** begin GIVEN DATA **

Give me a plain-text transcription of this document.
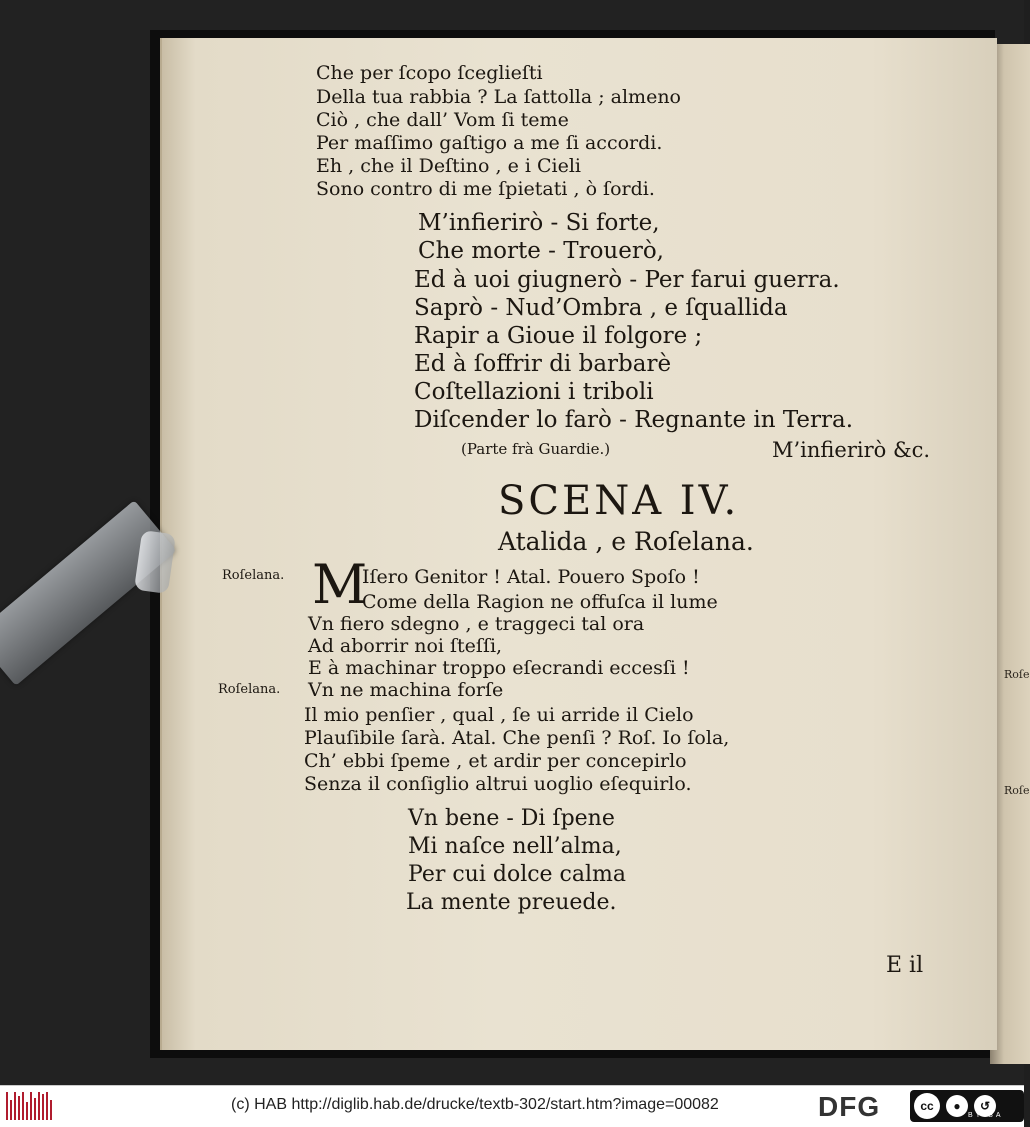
Roſe
Roſe
Che per ſcopo ſceglieſti
Della tua rabbia ? La ſattolla ; almeno
Ciò , che dall’ Vom ſi teme
Per maſſimo gaſtigo a me ſi accordi.
Eh , che il Deſtino , e i Cieli
Sono contro di me ſpietati , ò ſordi.
M’infierirò - Si forte,
Che morte - Trouerò,
Ed à uoi giugnerò - Per farui guerra.
Saprò - Nud’Ombra , e ſquallida
Rapir a Gioue il folgore ;
Ed à ſoffrir di barbarè
Coſtellazioni i triboli
Diſcender lo farò - Regnante in Terra.
(Parte frà Guardie.)	M’infierirò &c.
SCENA IV.
Atalida , e Roſelana.
Roſelana. M
Iſero Genitor ! Atal. Pouero Spoſo !
Come della Ragion ne offuſca il lume
Vn fiero sdegno , e traggeci tal ora
Ad aborrir noi ſteſſi,
E à machinar troppo eſecrandi eccesſi !
Roſelana. Vn ne machina forſe
Il mio penſier , qual , ſe ui arride il Cielo
Plauſibile ſarà. Atal. Che penſi ? Roſ. Io ſola,
Ch’ ebbi ſpeme , et ardir per concepirlo
Senza il conſiglio altrui uoglio eſequirlo.
Vn bene - Di ſpene
Mi naſce nell’alma,
Per cui dolce calma
La mente preuede.
E il
(c) HAB http://diglib.hab.de/drucke/textb-302/start.htm?image=00082	DFG	cc	●	↺
BY SA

** end GIVEN DATA **

▶ **SET EXERCISE**
Repeat each entry above word for word, leaving every picture out.

▶ **WRITTEN RESPONSE**
Give me a plain-text transcription of this document.
Roſe
Roſe
Che per ſcopo ſceglieſti
Della tua rabbia ? La ſattolla ; almeno
Ciò , che dall’ Vom ſi teme
Per maſſimo gaſtigo a me ſi accordi.
Eh , che il Deſtino , e i Cieli
Sono contro di me ſpietati , ò ſordi.
M’infierirò - Si forte,
Che morte - Trouerò,
Ed à uoi giugnerò - Per farui guerra.
Saprò - Nud’Ombra , e ſquallida
Rapir a Gioue il folgore ;
Ed à ſoffrir di barbarè
Coſtellazioni i triboli
Diſcender lo farò - Regnante in Terra.
(Parte frà Guardie.)	M’infierirò &c.
SCENA IV.
Atalida , e Roſelana.
Roſelana. M
Iſero Genitor ! Atal. Pouero Spoſo !
Come della Ragion ne offuſca il lume
Vn fiero sdegno , e traggeci tal ora
Ad aborrir noi ſteſſi,
E à machinar troppo eſecrandi eccesſi !
Roſelana. Vn ne machina forſe
Il mio penſier , qual , ſe ui arride il Cielo
Plauſibile ſarà. Atal. Che penſi ? Roſ. Io ſola,
Ch’ ebbi ſpeme , et ardir per concepirlo
Senza il conſiglio altrui uoglio eſequirlo.
Vn bene - Di ſpene
Mi naſce nell’alma,
Per cui dolce calma
La mente preuede.
E il
(c) HAB http://diglib.hab.de/drucke/textb-302/start.htm?image=00082	DFG	cc	●	↺
BY SA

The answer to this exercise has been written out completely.